Return every entry exactly.

(Extracted data entries)
_ _ _ _

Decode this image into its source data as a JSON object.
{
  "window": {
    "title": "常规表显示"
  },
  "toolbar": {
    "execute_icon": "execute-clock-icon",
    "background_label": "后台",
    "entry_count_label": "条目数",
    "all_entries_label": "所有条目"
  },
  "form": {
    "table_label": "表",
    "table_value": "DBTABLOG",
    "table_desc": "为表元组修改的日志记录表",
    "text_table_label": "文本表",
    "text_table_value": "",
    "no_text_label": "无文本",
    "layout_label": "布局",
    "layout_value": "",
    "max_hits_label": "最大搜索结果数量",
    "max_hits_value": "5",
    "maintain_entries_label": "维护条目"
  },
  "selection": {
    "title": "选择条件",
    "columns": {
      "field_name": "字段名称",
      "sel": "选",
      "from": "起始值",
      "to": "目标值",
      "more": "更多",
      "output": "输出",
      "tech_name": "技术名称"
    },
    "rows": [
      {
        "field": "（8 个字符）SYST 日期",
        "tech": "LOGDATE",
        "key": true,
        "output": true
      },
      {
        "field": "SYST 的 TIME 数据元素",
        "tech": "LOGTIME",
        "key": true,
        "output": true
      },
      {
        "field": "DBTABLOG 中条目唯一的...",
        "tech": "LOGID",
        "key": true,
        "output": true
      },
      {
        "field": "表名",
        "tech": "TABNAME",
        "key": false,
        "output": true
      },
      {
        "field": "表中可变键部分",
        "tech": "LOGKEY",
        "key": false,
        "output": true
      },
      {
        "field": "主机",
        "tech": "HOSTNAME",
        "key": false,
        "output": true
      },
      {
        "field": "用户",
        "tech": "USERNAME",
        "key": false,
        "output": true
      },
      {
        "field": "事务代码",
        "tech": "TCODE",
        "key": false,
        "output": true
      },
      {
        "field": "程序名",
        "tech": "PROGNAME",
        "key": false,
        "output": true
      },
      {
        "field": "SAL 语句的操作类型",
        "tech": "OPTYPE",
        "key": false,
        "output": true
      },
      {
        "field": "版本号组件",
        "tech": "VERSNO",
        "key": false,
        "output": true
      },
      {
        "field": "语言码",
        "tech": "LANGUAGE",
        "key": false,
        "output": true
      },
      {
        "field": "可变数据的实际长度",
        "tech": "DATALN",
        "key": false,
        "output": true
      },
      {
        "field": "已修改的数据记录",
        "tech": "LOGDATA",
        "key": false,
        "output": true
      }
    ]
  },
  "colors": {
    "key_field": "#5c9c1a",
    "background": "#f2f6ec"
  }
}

_ _ _ _

▶ Solution to the exercise
Decode this image into its source data as a JSON object.
{
  "window": {
    "title": "常规表显示"
  },
  "toolbar": {
    "execute_icon": "execute-clock-icon",
    "background_label": "后台",
    "entry_count_label": "条目数",
    "all_entries_label": "所有条目"
  },
  "form": {
    "table_label": "表",
    "table_value": "DBTABLOG",
    "table_desc": "为表元组修改的日志记录表",
    "text_table_label": "文本表",
    "text_table_value": "",
    "no_text_label": "无文本",
    "layout_label": "布局",
    "layout_value": "",
    "max_hits_label": "最大搜索结果数量",
    "max_hits_value": "5",
    "maintain_entries_label": "维护条目"
  },
  "selection": {
    "title": "选择条件",
    "columns": {
      "field_name": "字段名称",
      "sel": "选",
      "from": "起始值",
      "to": "目标值",
      "more": "更多",
      "output": "输出",
      "tech_name": "技术名称"
    },
    "rows": [
      {
        "field": "（8 个字符）SYST 日期",
        "tech": "LOGDATE",
        "key": true,
        "output": true
      },
      {
        "field": "SYST 的 TIME 数据元素",
        "tech": "LOGTIME",
        "key": true,
        "output": true
      },
      {
        "field": "DBTABLOG 中条目唯一的...",
        "tech": "LOGID",
        "key": true,
        "output": true
      },
      {
        "field": "表名",
        "tech": "TABNAME",
        "key": false,
        "output": true
      },
      {
        "field": "表中可变键部分",
        "tech": "LOGKEY",
        "key": false,
        "output": true
      },
      {
        "field": "主机",
        "tech": "HOSTNAME",
        "key": false,
        "output": true
      },
      {
        "field": "用户",
        "tech": "USERNAME",
        "key": false,
        "output": true
      },
      {
        "field": "事务代码",
        "tech": "TCODE",
        "key": false,
        "output": true
      },
      {
        "field": "程序名",
        "tech": "PROGNAME",
        "key": false,
        "output": true
      },
      {
        "field": "SAL 语句的操作类型",
        "tech": "OPTYPE",
        "key": false,
        "output": true
      },
      {
        "field": "版本号组件",
        "tech": "VERSNO",
        "key": false,
        "output": true
      },
      {
        "field": "语言码",
        "tech": "LANGUAGE",
        "key": false,
        "output": true
      },
      {
        "field": "可变数据的实际长度",
        "tech": "DATALN",
        "key": false,
        "output": true
      },
      {
        "field": "已修改的数据记录",
        "tech": "LOGDATA",
        "key": false,
        "output": true
      }
    ]
  },
  "colors": {
    "key_field": "#5c9c1a",
    "background": "#f2f6ec"
  }
}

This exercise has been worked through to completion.